Dataset excerpt
══════════════════════════════
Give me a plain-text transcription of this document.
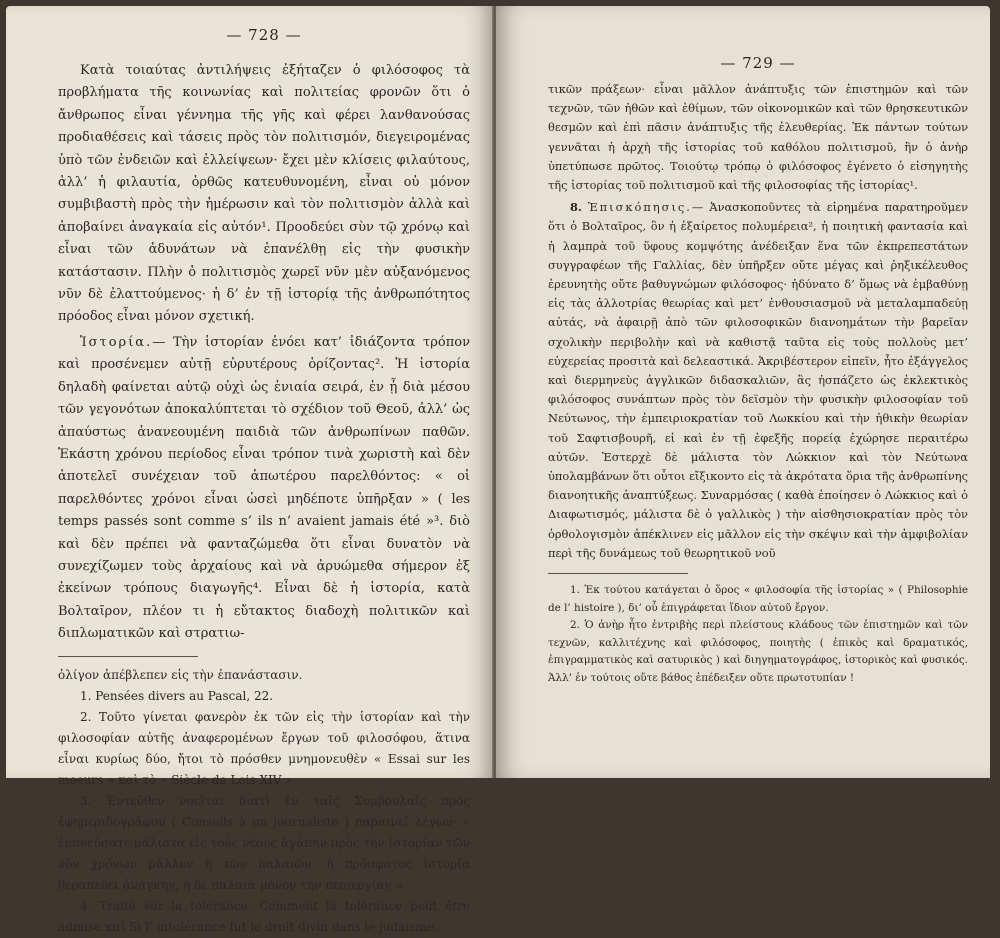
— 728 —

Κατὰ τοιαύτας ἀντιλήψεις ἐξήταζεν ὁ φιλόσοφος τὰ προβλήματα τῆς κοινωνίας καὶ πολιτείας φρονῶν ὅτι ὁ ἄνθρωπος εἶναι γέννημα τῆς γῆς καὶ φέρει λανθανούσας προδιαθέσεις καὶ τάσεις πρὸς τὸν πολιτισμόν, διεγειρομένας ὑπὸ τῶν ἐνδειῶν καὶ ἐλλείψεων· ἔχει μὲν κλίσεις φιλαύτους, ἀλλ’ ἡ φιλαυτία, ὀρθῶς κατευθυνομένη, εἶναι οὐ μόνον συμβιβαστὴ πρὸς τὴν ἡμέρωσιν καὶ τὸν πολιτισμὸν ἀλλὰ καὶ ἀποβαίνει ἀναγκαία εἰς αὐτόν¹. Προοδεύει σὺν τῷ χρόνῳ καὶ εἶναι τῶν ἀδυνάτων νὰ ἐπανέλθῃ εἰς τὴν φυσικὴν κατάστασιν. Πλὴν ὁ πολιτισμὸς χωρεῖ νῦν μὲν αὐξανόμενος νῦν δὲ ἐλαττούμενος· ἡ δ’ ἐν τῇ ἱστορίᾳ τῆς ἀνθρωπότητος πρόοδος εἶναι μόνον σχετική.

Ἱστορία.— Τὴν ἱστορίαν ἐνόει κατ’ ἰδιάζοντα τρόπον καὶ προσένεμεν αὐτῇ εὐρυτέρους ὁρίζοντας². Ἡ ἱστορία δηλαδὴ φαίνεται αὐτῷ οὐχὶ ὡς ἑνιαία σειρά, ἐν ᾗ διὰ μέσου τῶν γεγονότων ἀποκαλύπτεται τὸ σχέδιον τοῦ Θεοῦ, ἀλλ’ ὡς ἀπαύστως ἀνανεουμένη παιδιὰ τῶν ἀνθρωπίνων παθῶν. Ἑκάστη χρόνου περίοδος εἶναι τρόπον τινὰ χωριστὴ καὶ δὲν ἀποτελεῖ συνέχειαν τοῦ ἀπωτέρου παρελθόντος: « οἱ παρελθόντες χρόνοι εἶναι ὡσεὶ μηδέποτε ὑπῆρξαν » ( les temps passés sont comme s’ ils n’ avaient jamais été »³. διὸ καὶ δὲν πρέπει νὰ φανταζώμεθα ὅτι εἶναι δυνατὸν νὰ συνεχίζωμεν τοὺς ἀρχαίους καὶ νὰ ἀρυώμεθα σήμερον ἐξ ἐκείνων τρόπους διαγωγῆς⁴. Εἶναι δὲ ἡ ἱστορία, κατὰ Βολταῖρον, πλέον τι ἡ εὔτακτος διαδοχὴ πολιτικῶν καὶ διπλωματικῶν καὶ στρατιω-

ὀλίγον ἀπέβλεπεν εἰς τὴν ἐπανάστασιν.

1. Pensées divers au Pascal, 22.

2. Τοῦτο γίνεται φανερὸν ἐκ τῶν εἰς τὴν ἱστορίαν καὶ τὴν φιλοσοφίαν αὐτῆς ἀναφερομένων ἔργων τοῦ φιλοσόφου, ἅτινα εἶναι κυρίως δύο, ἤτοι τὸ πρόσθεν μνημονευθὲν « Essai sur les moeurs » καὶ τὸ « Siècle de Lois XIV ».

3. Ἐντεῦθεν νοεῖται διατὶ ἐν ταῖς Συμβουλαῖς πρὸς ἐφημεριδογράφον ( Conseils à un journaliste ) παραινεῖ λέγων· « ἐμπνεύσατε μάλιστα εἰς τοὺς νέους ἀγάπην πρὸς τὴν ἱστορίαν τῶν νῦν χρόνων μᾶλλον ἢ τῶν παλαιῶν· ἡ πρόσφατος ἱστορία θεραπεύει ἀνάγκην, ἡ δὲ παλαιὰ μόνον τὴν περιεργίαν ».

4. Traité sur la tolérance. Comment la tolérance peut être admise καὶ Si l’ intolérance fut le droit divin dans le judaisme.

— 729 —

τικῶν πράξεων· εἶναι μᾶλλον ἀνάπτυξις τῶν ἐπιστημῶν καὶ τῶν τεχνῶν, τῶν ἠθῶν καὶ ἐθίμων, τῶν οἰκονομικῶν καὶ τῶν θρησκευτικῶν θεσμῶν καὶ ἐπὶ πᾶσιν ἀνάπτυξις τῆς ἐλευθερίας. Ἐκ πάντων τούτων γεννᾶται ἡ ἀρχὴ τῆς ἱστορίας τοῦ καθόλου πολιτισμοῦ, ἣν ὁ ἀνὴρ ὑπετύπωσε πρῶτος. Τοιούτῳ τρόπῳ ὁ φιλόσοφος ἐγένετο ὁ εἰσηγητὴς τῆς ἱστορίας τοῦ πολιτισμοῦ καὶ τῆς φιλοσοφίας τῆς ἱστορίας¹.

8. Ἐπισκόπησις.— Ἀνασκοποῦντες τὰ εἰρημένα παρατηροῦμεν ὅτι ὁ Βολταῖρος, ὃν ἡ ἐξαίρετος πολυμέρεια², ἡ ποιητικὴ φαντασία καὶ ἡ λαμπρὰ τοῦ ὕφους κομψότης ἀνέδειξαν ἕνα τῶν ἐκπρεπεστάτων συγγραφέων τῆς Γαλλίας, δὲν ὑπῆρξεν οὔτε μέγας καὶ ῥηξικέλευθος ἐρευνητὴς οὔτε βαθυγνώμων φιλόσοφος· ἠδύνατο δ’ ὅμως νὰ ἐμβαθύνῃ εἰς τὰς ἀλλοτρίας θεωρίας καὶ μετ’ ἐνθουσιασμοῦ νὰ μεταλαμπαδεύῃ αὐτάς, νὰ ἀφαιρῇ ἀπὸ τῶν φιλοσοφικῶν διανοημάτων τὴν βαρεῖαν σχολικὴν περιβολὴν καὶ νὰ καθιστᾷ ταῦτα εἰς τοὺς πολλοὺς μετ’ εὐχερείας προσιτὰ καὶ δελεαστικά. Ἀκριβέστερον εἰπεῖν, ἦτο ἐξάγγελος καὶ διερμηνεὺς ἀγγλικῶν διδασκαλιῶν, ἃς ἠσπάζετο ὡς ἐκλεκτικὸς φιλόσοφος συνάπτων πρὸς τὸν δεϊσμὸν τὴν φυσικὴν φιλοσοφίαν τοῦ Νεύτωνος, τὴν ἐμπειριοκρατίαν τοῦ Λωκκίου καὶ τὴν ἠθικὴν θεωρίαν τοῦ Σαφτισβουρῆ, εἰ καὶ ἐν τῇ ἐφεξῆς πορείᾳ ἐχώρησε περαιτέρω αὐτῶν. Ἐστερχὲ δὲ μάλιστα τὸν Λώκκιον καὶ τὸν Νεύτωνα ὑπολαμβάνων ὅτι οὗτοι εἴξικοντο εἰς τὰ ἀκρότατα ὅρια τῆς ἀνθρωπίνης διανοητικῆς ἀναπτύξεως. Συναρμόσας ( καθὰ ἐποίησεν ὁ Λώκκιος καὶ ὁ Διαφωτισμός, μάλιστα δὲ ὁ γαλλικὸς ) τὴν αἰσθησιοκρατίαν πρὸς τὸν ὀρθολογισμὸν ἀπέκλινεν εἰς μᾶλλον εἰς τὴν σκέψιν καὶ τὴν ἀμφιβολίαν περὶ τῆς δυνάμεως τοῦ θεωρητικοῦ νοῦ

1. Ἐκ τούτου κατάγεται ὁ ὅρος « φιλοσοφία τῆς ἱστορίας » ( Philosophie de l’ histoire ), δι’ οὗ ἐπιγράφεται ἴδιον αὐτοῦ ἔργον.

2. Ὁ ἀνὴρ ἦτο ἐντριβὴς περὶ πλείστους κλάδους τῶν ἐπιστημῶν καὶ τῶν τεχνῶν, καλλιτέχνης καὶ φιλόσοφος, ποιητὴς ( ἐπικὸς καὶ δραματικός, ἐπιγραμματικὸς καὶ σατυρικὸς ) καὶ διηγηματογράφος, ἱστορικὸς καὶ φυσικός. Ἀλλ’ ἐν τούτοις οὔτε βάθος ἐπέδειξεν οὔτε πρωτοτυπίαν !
══════════════════════════════
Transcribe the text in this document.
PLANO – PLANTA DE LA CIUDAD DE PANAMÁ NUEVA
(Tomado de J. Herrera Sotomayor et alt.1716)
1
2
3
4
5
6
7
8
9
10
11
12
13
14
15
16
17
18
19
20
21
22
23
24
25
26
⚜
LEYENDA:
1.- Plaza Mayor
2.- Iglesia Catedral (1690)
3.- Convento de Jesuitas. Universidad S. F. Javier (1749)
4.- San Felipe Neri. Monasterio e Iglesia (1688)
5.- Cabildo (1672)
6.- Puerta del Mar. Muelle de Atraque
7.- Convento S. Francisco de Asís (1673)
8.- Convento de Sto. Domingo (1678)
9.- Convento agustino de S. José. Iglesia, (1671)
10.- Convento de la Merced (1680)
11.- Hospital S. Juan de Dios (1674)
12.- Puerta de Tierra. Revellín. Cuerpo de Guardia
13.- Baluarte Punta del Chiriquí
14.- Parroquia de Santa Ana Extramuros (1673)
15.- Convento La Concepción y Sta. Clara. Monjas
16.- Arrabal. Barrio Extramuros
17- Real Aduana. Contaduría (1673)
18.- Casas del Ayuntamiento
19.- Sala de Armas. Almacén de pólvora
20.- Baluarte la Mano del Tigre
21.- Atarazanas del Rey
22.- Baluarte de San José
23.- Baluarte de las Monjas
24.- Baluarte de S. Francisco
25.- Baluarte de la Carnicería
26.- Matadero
══════════════════════════════
Task details:
Pull out each line holding the string "ἀνὴρ".

Written response:
τικῶν πράξεων· εἶναι μᾶλλον ἀνάπτυξις τῶν ἐπιστημῶν καὶ τῶν τεχνῶν, τῶν ἠθῶν καὶ ἐθίμων, τῶν οἰκονομικῶν καὶ τῶν θρησκευτικῶν θεσμῶν καὶ ἐπὶ πᾶσιν ἀνάπτυξις τῆς ἐλευθερίας. Ἐκ πάντων τούτων γεννᾶται ἡ ἀρχὴ τῆς ἱστορίας τοῦ καθόλου πολιτισμοῦ, ἣν ὁ ἀνὴρ ὑπετύπωσε πρῶτος. Τοιούτῳ τρόπῳ ὁ φιλόσοφος ἐγένετο ὁ εἰσηγητὴς τῆς ἱστορίας τοῦ πολιτισμοῦ καὶ τῆς φιλοσοφίας τῆς ἱστορίας¹.
2. Ὁ ἀνὴρ ἦτο ἐντριβὴς περὶ πλείστους κλάδους τῶν ἐπιστημῶν καὶ τῶν τεχνῶν, καλλιτέχνης καὶ φιλόσοφος, ποιητὴς ( ἐπικὸς καὶ δραματικός, ἐπιγραμματικὸς καὶ σατυρικὸς ) καὶ διηγηματογράφος, ἱστορικὸς καὶ φυσικός. Ἀλλ’ ἐν τούτοις οὔτε βάθος ἐπέδειξεν οὔτε πρωτοτυπίαν !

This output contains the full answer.